* _Provided entries_:
━━━━━━━━━━━━━━━━━━━━━━━━━━━━━━

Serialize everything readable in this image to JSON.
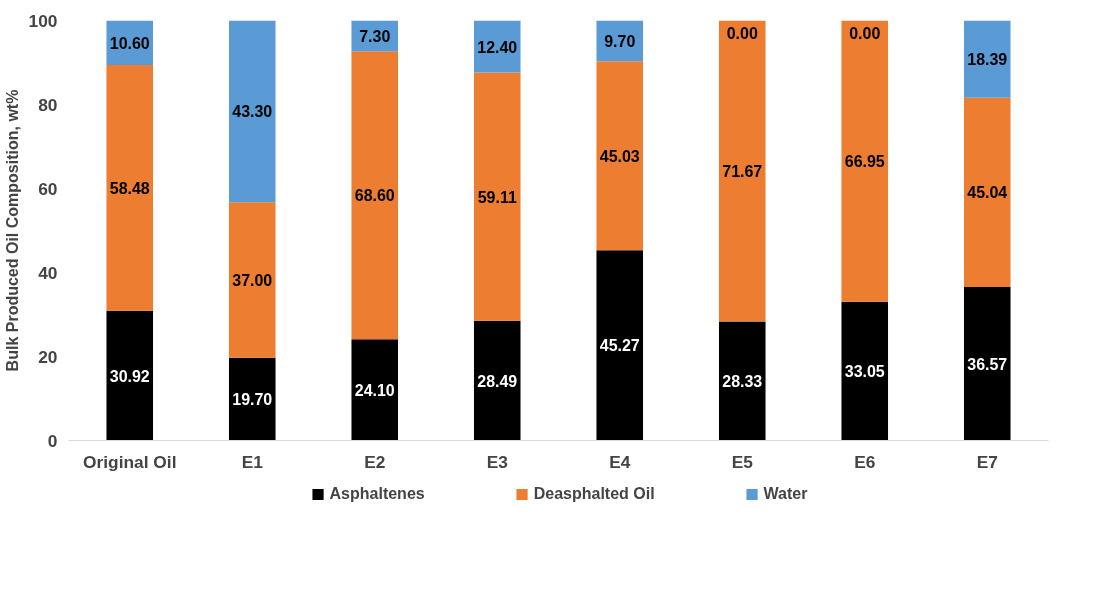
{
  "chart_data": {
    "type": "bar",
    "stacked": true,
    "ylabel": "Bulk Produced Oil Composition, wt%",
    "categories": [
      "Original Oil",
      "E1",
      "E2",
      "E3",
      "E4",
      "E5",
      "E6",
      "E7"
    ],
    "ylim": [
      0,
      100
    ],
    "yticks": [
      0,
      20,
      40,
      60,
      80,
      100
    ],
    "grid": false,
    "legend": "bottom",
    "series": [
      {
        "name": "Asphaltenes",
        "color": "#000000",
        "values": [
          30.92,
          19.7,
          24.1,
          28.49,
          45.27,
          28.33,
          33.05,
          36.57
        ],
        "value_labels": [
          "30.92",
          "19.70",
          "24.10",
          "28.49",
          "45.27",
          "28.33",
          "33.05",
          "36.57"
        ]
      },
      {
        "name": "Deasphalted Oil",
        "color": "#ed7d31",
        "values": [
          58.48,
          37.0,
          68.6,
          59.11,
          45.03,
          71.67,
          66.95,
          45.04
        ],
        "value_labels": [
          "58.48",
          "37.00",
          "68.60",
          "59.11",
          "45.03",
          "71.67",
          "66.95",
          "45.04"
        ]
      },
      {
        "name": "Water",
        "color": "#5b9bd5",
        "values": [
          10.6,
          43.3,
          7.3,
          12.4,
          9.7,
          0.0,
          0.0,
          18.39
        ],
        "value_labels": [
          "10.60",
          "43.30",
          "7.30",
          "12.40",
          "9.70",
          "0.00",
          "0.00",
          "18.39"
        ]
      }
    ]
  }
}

━━━━━━━━━━━━━━━━━━━━━━━━━━━━━━

* _Exercise brief_:
Using the data above, write out every line exactly, leaving the images behind.

* _Response below_:
Serialize everything readable in this image to JSON.
{
  "chart_data": {
    "type": "bar",
    "stacked": true,
    "ylabel": "Bulk Produced Oil Composition, wt%",
    "categories": [
      "Original Oil",
      "E1",
      "E2",
      "E3",
      "E4",
      "E5",
      "E6",
      "E7"
    ],
    "ylim": [
      0,
      100
    ],
    "yticks": [
      0,
      20,
      40,
      60,
      80,
      100
    ],
    "grid": false,
    "legend": "bottom",
    "series": [
      {
        "name": "Asphaltenes",
        "color": "#000000",
        "values": [
          30.92,
          19.7,
          24.1,
          28.49,
          45.27,
          28.33,
          33.05,
          36.57
        ],
        "value_labels": [
          "30.92",
          "19.70",
          "24.10",
          "28.49",
          "45.27",
          "28.33",
          "33.05",
          "36.57"
        ]
      },
      {
        "name": "Deasphalted Oil",
        "color": "#ed7d31",
        "values": [
          58.48,
          37.0,
          68.6,
          59.11,
          45.03,
          71.67,
          66.95,
          45.04
        ],
        "value_labels": [
          "58.48",
          "37.00",
          "68.60",
          "59.11",
          "45.03",
          "71.67",
          "66.95",
          "45.04"
        ]
      },
      {
        "name": "Water",
        "color": "#5b9bd5",
        "values": [
          10.6,
          43.3,
          7.3,
          12.4,
          9.7,
          0.0,
          0.0,
          18.39
        ],
        "value_labels": [
          "10.60",
          "43.30",
          "7.30",
          "12.40",
          "9.70",
          "0.00",
          "0.00",
          "18.39"
        ]
      }
    ]
  }
}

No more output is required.